====== Material ======

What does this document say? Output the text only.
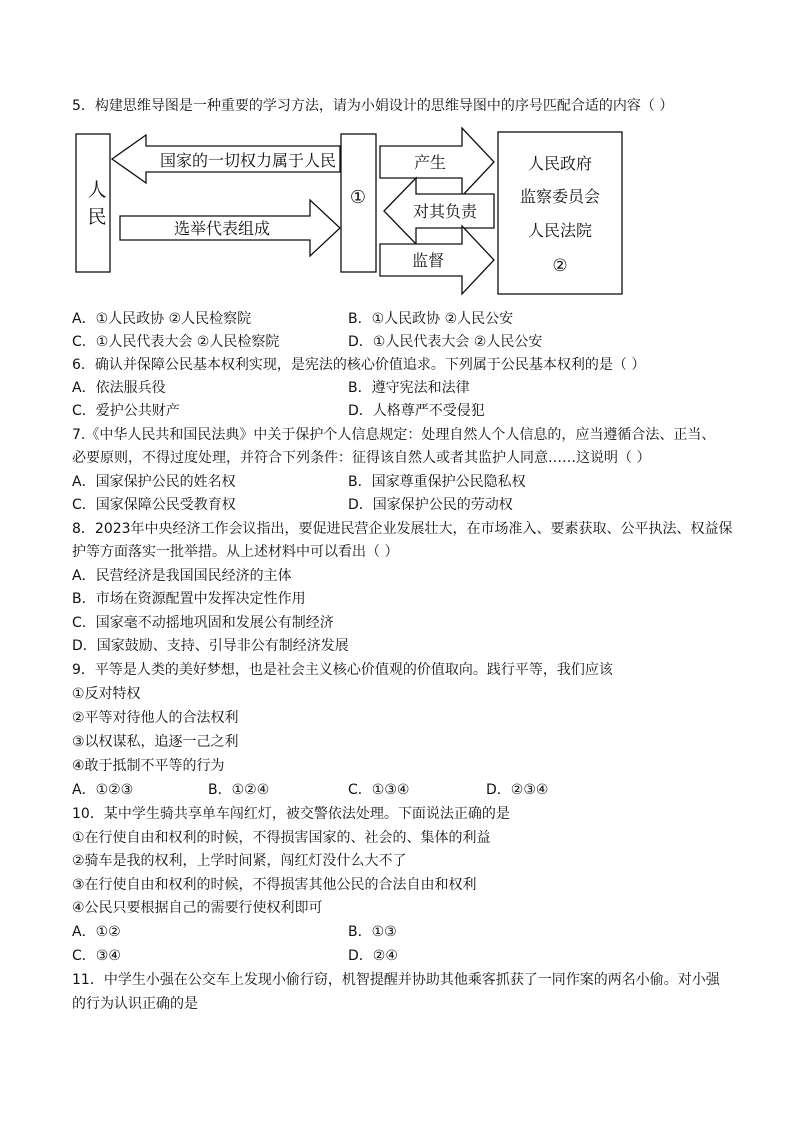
5．构建思维导图是一种重要的学习方法，请为小娟设计的思维导图中的序号匹配合适的内容（ ）
人
民
国家的一切权力属于人民
选举代表组成
①
产生
对其负责
监督
人民政府
监察委员会
人民法院
②
A．①人民政协 ②人民检察院	B．①人民政协 ②人民公安
C．①人民代表大会 ②人民检察院	D．①人民代表大会 ②人民公安
6．确认并保障公民基本权利实现，是宪法的核心价值追求。下列属于公民基本权利的是（ ）
A．依法服兵役	B．遵守宪法和法律
C．爱护公共财产	D．人格尊严不受侵犯
7.《中华人民共和国民法典》中关于保护个人信息规定：处理自然人个人信息的，应当遵循合法、正当、
必要原则，不得过度处理，并符合下列条件：征得该自然人或者其监护人同意……这说明（ ）
A．国家保护公民的姓名权	B．国家尊重保护公民隐私权
C．国家保障公民受教育权	D．国家保护公民的劳动权
8．2023年中央经济工作会议指出，要促进民营企业发展壮大，在市场准入、要素获取、公平执法、权益保
护等方面落实一批举措。从上述材料中可以看出（ ）
A．民营经济是我国国民经济的主体
B．市场在资源配置中发挥决定性作用
C．国家毫不动摇地巩固和发展公有制经济
D．国家鼓励、支持、引导非公有制经济发展
9．平等是人类的美好梦想，也是社会主义核心价值观的价值取向。践行平等，我们应该
①反对特权
②平等对待他人的合法权利
③以权谋私，追逐一己之利
④敢于抵制不平等的行为
A．①②③	B．①②④	C．①③④	D．②③④
10．某中学生骑共享单车闯红灯，被交警依法处理。下面说法正确的是
①在行使自由和权利的时候，不得损害国家的、社会的、集体的利益
②骑车是我的权利，上学时间紧，闯红灯没什么大不了
③在行使自由和权利的时候，不得损害其他公民的合法自由和权利
④公民只要根据自己的需要行使权利即可
A．①②	B．①③
C．③④	D．②④
11．中学生小强在公交车上发现小偷行窃，机智提醒并协助其他乘客抓获了一同作案的两名小偷。对小强
的行为认识正确的是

======

Task:
Tally up the lines in the records containing the word "②人民公安", then give the count and nothing else.

Worked answer:
2